• [Task requirements] Write each record again exactly as it stands.

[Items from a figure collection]
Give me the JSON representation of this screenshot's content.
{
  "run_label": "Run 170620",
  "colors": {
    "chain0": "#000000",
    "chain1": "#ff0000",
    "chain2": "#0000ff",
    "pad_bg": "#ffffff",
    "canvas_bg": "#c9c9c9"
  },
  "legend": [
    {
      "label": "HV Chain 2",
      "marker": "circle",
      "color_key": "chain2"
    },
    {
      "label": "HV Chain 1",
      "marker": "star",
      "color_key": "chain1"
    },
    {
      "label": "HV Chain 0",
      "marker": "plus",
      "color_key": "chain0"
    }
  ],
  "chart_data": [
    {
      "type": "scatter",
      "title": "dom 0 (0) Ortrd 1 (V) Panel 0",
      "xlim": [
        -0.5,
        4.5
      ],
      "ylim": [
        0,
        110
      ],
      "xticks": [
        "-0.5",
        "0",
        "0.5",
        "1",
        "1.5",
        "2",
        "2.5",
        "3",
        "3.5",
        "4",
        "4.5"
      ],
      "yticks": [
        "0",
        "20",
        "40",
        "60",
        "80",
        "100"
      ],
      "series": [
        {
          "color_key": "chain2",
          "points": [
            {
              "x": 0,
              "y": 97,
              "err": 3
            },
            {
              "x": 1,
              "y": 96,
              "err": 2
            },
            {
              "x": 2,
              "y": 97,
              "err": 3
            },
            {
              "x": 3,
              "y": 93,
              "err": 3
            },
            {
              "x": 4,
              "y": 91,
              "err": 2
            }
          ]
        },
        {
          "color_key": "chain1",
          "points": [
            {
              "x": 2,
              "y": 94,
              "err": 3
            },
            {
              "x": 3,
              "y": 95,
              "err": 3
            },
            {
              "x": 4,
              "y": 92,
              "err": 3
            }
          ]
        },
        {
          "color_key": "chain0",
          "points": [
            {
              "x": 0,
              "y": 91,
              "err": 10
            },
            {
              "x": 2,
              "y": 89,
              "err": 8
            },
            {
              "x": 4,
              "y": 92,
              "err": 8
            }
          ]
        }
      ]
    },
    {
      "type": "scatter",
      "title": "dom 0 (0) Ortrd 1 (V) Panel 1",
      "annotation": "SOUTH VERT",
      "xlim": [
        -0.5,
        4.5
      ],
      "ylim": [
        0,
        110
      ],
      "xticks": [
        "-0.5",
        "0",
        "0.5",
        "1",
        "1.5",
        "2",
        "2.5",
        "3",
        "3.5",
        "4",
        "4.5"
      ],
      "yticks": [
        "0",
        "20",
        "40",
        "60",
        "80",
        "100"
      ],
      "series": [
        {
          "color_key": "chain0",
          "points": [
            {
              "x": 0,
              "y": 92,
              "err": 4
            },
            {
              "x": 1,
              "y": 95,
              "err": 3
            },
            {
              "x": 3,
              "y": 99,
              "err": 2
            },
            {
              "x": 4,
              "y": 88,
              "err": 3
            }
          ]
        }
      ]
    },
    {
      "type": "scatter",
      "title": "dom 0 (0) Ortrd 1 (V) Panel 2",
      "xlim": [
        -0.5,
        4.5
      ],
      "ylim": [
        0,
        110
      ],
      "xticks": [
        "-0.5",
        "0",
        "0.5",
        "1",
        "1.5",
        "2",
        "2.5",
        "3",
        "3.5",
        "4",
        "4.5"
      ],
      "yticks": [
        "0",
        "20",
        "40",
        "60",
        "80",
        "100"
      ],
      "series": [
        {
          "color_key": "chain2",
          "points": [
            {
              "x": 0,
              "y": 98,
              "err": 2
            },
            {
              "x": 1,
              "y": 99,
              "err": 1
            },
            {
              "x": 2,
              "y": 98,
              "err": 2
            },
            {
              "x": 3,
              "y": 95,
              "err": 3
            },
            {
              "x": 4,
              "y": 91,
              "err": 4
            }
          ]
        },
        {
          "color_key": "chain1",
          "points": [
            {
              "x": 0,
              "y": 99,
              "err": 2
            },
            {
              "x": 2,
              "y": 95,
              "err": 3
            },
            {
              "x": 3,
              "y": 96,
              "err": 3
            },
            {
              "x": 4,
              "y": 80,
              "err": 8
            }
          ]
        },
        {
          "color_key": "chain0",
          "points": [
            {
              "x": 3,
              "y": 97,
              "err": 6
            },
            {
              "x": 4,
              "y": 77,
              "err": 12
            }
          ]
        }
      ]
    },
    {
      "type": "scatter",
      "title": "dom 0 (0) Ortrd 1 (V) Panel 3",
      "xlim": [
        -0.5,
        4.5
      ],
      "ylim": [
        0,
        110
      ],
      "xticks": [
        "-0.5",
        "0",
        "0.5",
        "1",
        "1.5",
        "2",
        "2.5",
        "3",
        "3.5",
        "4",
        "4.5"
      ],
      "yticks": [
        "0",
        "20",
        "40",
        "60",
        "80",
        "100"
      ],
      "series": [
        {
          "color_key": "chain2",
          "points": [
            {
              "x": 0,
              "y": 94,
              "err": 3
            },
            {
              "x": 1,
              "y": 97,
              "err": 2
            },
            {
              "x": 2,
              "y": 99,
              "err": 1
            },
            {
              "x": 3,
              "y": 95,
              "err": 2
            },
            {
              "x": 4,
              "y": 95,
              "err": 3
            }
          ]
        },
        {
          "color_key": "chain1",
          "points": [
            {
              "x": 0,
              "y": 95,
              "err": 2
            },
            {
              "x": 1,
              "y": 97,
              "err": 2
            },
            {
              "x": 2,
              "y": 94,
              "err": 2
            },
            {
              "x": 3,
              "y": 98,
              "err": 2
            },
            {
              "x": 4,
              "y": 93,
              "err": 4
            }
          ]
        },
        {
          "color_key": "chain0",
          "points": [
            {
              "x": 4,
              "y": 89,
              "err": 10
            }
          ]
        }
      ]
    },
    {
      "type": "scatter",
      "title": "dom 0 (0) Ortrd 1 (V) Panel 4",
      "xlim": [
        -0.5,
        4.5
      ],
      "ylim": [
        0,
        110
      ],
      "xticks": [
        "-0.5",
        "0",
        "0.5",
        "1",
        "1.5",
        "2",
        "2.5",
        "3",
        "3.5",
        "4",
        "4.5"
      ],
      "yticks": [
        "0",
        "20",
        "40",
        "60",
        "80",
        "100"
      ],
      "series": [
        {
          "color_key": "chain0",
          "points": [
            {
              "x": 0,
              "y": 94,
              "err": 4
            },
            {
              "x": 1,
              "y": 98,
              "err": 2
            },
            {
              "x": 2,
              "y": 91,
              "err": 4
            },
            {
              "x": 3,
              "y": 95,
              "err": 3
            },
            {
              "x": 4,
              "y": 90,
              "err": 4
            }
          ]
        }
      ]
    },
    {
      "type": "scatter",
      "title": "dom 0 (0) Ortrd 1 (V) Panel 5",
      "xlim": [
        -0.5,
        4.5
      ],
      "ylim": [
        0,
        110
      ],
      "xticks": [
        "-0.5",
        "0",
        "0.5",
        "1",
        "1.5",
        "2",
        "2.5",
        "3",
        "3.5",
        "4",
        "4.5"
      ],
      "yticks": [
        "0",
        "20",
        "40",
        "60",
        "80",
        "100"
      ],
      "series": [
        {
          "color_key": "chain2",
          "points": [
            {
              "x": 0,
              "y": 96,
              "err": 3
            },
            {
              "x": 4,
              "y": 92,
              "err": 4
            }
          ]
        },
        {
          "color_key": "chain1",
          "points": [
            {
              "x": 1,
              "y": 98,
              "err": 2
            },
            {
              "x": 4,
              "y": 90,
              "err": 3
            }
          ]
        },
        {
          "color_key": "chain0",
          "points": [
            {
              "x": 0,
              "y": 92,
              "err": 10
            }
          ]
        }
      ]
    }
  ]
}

• [Task output]
Give me the JSON representation of this screenshot's content.
{
  "run_label": "Run 170620",
  "colors": {
    "chain0": "#000000",
    "chain1": "#ff0000",
    "chain2": "#0000ff",
    "pad_bg": "#ffffff",
    "canvas_bg": "#c9c9c9"
  },
  "legend": [
    {
      "label": "HV Chain 2",
      "marker": "circle",
      "color_key": "chain2"
    },
    {
      "label": "HV Chain 1",
      "marker": "star",
      "color_key": "chain1"
    },
    {
      "label": "HV Chain 0",
      "marker": "plus",
      "color_key": "chain0"
    }
  ],
  "chart_data": [
    {
      "type": "scatter",
      "title": "dom 0 (0) Ortrd 1 (V) Panel 0",
      "xlim": [
        -0.5,
        4.5
      ],
      "ylim": [
        0,
        110
      ],
      "xticks": [
        "-0.5",
        "0",
        "0.5",
        "1",
        "1.5",
        "2",
        "2.5",
        "3",
        "3.5",
        "4",
        "4.5"
      ],
      "yticks": [
        "0",
        "20",
        "40",
        "60",
        "80",
        "100"
      ],
      "series": [
        {
          "color_key": "chain2",
          "points": [
            {
              "x": 0,
              "y": 97,
              "err": 3
            },
            {
              "x": 1,
              "y": 96,
              "err": 2
            },
            {
              "x": 2,
              "y": 97,
              "err": 3
            },
            {
              "x": 3,
              "y": 93,
              "err": 3
            },
            {
              "x": 4,
              "y": 91,
              "err": 2
            }
          ]
        },
        {
          "color_key": "chain1",
          "points": [
            {
              "x": 2,
              "y": 94,
              "err": 3
            },
            {
              "x": 3,
              "y": 95,
              "err": 3
            },
            {
              "x": 4,
              "y": 92,
              "err": 3
            }
          ]
        },
        {
          "color_key": "chain0",
          "points": [
            {
              "x": 0,
              "y": 91,
              "err": 10
            },
            {
              "x": 2,
              "y": 89,
              "err": 8
            },
            {
              "x": 4,
              "y": 92,
              "err": 8
            }
          ]
        }
      ]
    },
    {
      "type": "scatter",
      "title": "dom 0 (0) Ortrd 1 (V) Panel 1",
      "annotation": "SOUTH VERT",
      "xlim": [
        -0.5,
        4.5
      ],
      "ylim": [
        0,
        110
      ],
      "xticks": [
        "-0.5",
        "0",
        "0.5",
        "1",
        "1.5",
        "2",
        "2.5",
        "3",
        "3.5",
        "4",
        "4.5"
      ],
      "yticks": [
        "0",
        "20",
        "40",
        "60",
        "80",
        "100"
      ],
      "series": [
        {
          "color_key": "chain0",
          "points": [
            {
              "x": 0,
              "y": 92,
              "err": 4
            },
            {
              "x": 1,
              "y": 95,
              "err": 3
            },
            {
              "x": 3,
              "y": 99,
              "err": 2
            },
            {
              "x": 4,
              "y": 88,
              "err": 3
            }
          ]
        }
      ]
    },
    {
      "type": "scatter",
      "title": "dom 0 (0) Ortrd 1 (V) Panel 2",
      "xlim": [
        -0.5,
        4.5
      ],
      "ylim": [
        0,
        110
      ],
      "xticks": [
        "-0.5",
        "0",
        "0.5",
        "1",
        "1.5",
        "2",
        "2.5",
        "3",
        "3.5",
        "4",
        "4.5"
      ],
      "yticks": [
        "0",
        "20",
        "40",
        "60",
        "80",
        "100"
      ],
      "series": [
        {
          "color_key": "chain2",
          "points": [
            {
              "x": 0,
              "y": 98,
              "err": 2
            },
            {
              "x": 1,
              "y": 99,
              "err": 1
            },
            {
              "x": 2,
              "y": 98,
              "err": 2
            },
            {
              "x": 3,
              "y": 95,
              "err": 3
            },
            {
              "x": 4,
              "y": 91,
              "err": 4
            }
          ]
        },
        {
          "color_key": "chain1",
          "points": [
            {
              "x": 0,
              "y": 99,
              "err": 2
            },
            {
              "x": 2,
              "y": 95,
              "err": 3
            },
            {
              "x": 3,
              "y": 96,
              "err": 3
            },
            {
              "x": 4,
              "y": 80,
              "err": 8
            }
          ]
        },
        {
          "color_key": "chain0",
          "points": [
            {
              "x": 3,
              "y": 97,
              "err": 6
            },
            {
              "x": 4,
              "y": 77,
              "err": 12
            }
          ]
        }
      ]
    },
    {
      "type": "scatter",
      "title": "dom 0 (0) Ortrd 1 (V) Panel 3",
      "xlim": [
        -0.5,
        4.5
      ],
      "ylim": [
        0,
        110
      ],
      "xticks": [
        "-0.5",
        "0",
        "0.5",
        "1",
        "1.5",
        "2",
        "2.5",
        "3",
        "3.5",
        "4",
        "4.5"
      ],
      "yticks": [
        "0",
        "20",
        "40",
        "60",
        "80",
        "100"
      ],
      "series": [
        {
          "color_key": "chain2",
          "points": [
            {
              "x": 0,
              "y": 94,
              "err": 3
            },
            {
              "x": 1,
              "y": 97,
              "err": 2
            },
            {
              "x": 2,
              "y": 99,
              "err": 1
            },
            {
              "x": 3,
              "y": 95,
              "err": 2
            },
            {
              "x": 4,
              "y": 95,
              "err": 3
            }
          ]
        },
        {
          "color_key": "chain1",
          "points": [
            {
              "x": 0,
              "y": 95,
              "err": 2
            },
            {
              "x": 1,
              "y": 97,
              "err": 2
            },
            {
              "x": 2,
              "y": 94,
              "err": 2
            },
            {
              "x": 3,
              "y": 98,
              "err": 2
            },
            {
              "x": 4,
              "y": 93,
              "err": 4
            }
          ]
        },
        {
          "color_key": "chain0",
          "points": [
            {
              "x": 4,
              "y": 89,
              "err": 10
            }
          ]
        }
      ]
    },
    {
      "type": "scatter",
      "title": "dom 0 (0) Ortrd 1 (V) Panel 4",
      "xlim": [
        -0.5,
        4.5
      ],
      "ylim": [
        0,
        110
      ],
      "xticks": [
        "-0.5",
        "0",
        "0.5",
        "1",
        "1.5",
        "2",
        "2.5",
        "3",
        "3.5",
        "4",
        "4.5"
      ],
      "yticks": [
        "0",
        "20",
        "40",
        "60",
        "80",
        "100"
      ],
      "series": [
        {
          "color_key": "chain0",
          "points": [
            {
              "x": 0,
              "y": 94,
              "err": 4
            },
            {
              "x": 1,
              "y": 98,
              "err": 2
            },
            {
              "x": 2,
              "y": 91,
              "err": 4
            },
            {
              "x": 3,
              "y": 95,
              "err": 3
            },
            {
              "x": 4,
              "y": 90,
              "err": 4
            }
          ]
        }
      ]
    },
    {
      "type": "scatter",
      "title": "dom 0 (0) Ortrd 1 (V) Panel 5",
      "xlim": [
        -0.5,
        4.5
      ],
      "ylim": [
        0,
        110
      ],
      "xticks": [
        "-0.5",
        "0",
        "0.5",
        "1",
        "1.5",
        "2",
        "2.5",
        "3",
        "3.5",
        "4",
        "4.5"
      ],
      "yticks": [
        "0",
        "20",
        "40",
        "60",
        "80",
        "100"
      ],
      "series": [
        {
          "color_key": "chain2",
          "points": [
            {
              "x": 0,
              "y": 96,
              "err": 3
            },
            {
              "x": 4,
              "y": 92,
              "err": 4
            }
          ]
        },
        {
          "color_key": "chain1",
          "points": [
            {
              "x": 1,
              "y": 98,
              "err": 2
            },
            {
              "x": 4,
              "y": 90,
              "err": 3
            }
          ]
        },
        {
          "color_key": "chain0",
          "points": [
            {
              "x": 0,
              "y": 92,
              "err": 10
            }
          ]
        }
      ]
    }
  ]
}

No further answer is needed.